Produce the listing below again, exactly as shown.

━━ Input rows ━━

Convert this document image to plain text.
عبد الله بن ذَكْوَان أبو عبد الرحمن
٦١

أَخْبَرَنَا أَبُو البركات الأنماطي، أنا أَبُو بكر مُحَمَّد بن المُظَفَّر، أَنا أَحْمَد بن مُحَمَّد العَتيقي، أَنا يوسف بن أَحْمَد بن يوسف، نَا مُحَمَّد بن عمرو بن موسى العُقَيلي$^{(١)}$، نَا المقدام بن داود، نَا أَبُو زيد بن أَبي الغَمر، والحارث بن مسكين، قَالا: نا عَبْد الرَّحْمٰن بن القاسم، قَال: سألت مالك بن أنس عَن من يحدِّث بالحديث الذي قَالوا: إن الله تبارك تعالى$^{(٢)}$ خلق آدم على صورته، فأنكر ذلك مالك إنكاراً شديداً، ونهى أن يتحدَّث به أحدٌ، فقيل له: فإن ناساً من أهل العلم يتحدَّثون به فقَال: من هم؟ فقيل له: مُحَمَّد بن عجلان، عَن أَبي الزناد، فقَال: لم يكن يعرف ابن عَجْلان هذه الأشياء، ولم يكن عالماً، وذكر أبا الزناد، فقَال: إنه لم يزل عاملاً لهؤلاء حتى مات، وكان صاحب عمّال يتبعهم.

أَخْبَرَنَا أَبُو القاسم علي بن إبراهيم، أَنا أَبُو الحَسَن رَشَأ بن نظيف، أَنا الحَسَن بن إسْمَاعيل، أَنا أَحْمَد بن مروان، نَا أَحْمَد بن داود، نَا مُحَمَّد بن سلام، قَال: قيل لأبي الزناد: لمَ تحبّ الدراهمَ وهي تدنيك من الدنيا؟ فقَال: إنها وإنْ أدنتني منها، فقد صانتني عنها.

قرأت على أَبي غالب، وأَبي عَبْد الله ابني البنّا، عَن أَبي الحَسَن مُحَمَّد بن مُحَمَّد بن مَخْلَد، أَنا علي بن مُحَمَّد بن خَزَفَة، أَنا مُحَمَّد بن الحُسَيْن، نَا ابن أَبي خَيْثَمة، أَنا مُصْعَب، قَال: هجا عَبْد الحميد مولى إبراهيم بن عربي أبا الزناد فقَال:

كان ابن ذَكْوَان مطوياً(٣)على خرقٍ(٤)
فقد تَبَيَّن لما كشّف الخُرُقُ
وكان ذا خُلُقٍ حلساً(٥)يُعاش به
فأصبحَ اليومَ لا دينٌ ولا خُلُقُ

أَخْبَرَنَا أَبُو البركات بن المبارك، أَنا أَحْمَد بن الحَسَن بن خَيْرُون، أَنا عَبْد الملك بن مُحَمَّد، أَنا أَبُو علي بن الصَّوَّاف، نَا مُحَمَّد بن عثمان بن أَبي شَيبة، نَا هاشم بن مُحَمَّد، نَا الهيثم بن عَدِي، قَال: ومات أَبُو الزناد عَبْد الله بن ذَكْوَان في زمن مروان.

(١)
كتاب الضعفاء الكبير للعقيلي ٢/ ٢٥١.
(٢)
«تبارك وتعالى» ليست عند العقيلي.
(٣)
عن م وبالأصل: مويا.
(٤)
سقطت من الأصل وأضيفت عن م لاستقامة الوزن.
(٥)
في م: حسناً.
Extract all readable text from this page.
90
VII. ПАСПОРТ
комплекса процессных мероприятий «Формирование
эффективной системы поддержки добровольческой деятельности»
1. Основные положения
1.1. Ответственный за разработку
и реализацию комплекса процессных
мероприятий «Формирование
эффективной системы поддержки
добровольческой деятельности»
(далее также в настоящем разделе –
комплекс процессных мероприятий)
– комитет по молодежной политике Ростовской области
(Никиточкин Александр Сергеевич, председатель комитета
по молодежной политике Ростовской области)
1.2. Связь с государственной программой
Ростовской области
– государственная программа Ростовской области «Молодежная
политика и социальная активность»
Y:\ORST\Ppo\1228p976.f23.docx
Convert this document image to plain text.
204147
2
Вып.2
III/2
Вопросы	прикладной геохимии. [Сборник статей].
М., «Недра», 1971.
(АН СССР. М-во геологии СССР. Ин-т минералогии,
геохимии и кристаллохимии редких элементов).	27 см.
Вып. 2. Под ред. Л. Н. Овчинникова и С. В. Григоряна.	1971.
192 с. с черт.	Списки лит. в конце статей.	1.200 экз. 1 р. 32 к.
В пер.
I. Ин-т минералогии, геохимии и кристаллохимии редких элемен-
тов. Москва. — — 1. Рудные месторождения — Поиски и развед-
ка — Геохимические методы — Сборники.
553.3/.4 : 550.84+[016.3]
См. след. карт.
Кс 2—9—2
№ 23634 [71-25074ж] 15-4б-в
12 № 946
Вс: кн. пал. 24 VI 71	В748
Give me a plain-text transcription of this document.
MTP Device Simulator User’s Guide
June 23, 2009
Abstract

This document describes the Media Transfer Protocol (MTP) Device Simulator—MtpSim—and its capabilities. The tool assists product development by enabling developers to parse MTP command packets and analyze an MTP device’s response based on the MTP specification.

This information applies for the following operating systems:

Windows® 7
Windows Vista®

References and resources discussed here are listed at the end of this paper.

━━━

## Output of the exercise
Convert this document image to plain text.
عبد الله بن ذَكْوَان أبو عبد الرحمن
٦١

أَخْبَرَنَا أَبُو البركات الأنماطي، أنا أَبُو بكر مُحَمَّد بن المُظَفَّر، أَنا أَحْمَد بن مُحَمَّد العَتيقي، أَنا يوسف بن أَحْمَد بن يوسف، نَا مُحَمَّد بن عمرو بن موسى العُقَيلي$^{(١)}$، نَا المقدام بن داود، نَا أَبُو زيد بن أَبي الغَمر، والحارث بن مسكين، قَالا: نا عَبْد الرَّحْمٰن بن القاسم، قَال: سألت مالك بن أنس عَن من يحدِّث بالحديث الذي قَالوا: إن الله تبارك تعالى$^{(٢)}$ خلق آدم على صورته، فأنكر ذلك مالك إنكاراً شديداً، ونهى أن يتحدَّث به أحدٌ، فقيل له: فإن ناساً من أهل العلم يتحدَّثون به فقَال: من هم؟ فقيل له: مُحَمَّد بن عجلان، عَن أَبي الزناد، فقَال: لم يكن يعرف ابن عَجْلان هذه الأشياء، ولم يكن عالماً، وذكر أبا الزناد، فقَال: إنه لم يزل عاملاً لهؤلاء حتى مات، وكان صاحب عمّال يتبعهم.

أَخْبَرَنَا أَبُو القاسم علي بن إبراهيم، أَنا أَبُو الحَسَن رَشَأ بن نظيف، أَنا الحَسَن بن إسْمَاعيل، أَنا أَحْمَد بن مروان، نَا أَحْمَد بن داود، نَا مُحَمَّد بن سلام، قَال: قيل لأبي الزناد: لمَ تحبّ الدراهمَ وهي تدنيك من الدنيا؟ فقَال: إنها وإنْ أدنتني منها، فقد صانتني عنها.

قرأت على أَبي غالب، وأَبي عَبْد الله ابني البنّا، عَن أَبي الحَسَن مُحَمَّد بن مُحَمَّد بن مَخْلَد، أَنا علي بن مُحَمَّد بن خَزَفَة، أَنا مُحَمَّد بن الحُسَيْن، نَا ابن أَبي خَيْثَمة، أَنا مُصْعَب، قَال: هجا عَبْد الحميد مولى إبراهيم بن عربي أبا الزناد فقَال:

كان ابن ذَكْوَان مطوياً(٣)على خرقٍ(٤)
فقد تَبَيَّن لما كشّف الخُرُقُ
وكان ذا خُلُقٍ حلساً(٥)يُعاش به
فأصبحَ اليومَ لا دينٌ ولا خُلُقُ

أَخْبَرَنَا أَبُو البركات بن المبارك، أَنا أَحْمَد بن الحَسَن بن خَيْرُون، أَنا عَبْد الملك بن مُحَمَّد، أَنا أَبُو علي بن الصَّوَّاف، نَا مُحَمَّد بن عثمان بن أَبي شَيبة، نَا هاشم بن مُحَمَّد، نَا الهيثم بن عَدِي، قَال: ومات أَبُو الزناد عَبْد الله بن ذَكْوَان في زمن مروان.

(١)
كتاب الضعفاء الكبير للعقيلي ٢/ ٢٥١.
(٢)
«تبارك وتعالى» ليست عند العقيلي.
(٣)
عن م وبالأصل: مويا.
(٤)
سقطت من الأصل وأضيفت عن م لاستقامة الوزن.
(٥)
في م: حسناً.
Extract all readable text from this page.
90
VII. ПАСПОРТ
комплекса процессных мероприятий «Формирование
эффективной системы поддержки добровольческой деятельности»
1. Основные положения
1.1. Ответственный за разработку
и реализацию комплекса процессных
мероприятий «Формирование
эффективной системы поддержки
добровольческой деятельности»
(далее также в настоящем разделе –
комплекс процессных мероприятий)
– комитет по молодежной политике Ростовской области
(Никиточкин Александр Сергеевич, председатель комитета
по молодежной политике Ростовской области)
1.2. Связь с государственной программой
Ростовской области
– государственная программа Ростовской области «Молодежная
политика и социальная активность»
Y:\ORST\Ppo\1228p976.f23.docx
Convert this document image to plain text.
204147
2
Вып.2
III/2
Вопросы	прикладной геохимии. [Сборник статей].
М., «Недра», 1971.
(АН СССР. М-во геологии СССР. Ин-т минералогии,
геохимии и кристаллохимии редких элементов).	27 см.
Вып. 2. Под ред. Л. Н. Овчинникова и С. В. Григоряна.	1971.
192 с. с черт.	Списки лит. в конце статей.	1.200 экз. 1 р. 32 к.
В пер.
I. Ин-т минералогии, геохимии и кристаллохимии редких элемен-
тов. Москва. — — 1. Рудные месторождения — Поиски и развед-
ка — Геохимические методы — Сборники.
553.3/.4 : 550.84+[016.3]
См. след. карт.
Кс 2—9—2
№ 23634 [71-25074ж] 15-4б-в
12 № 946
Вс: кн. пал. 24 VI 71	В748
Give me a plain-text transcription of this document.
MTP Device Simulator User’s Guide
June 23, 2009
Abstract

This document describes the Media Transfer Protocol (MTP) Device Simulator—MtpSim—and its capabilities. The tool assists product development by enabling developers to parse MTP command packets and analyze an MTP device’s response based on the MTP specification.

This information applies for the following operating systems:

Windows® 7
Windows Vista®

References and resources discussed here are listed at the end of this paper.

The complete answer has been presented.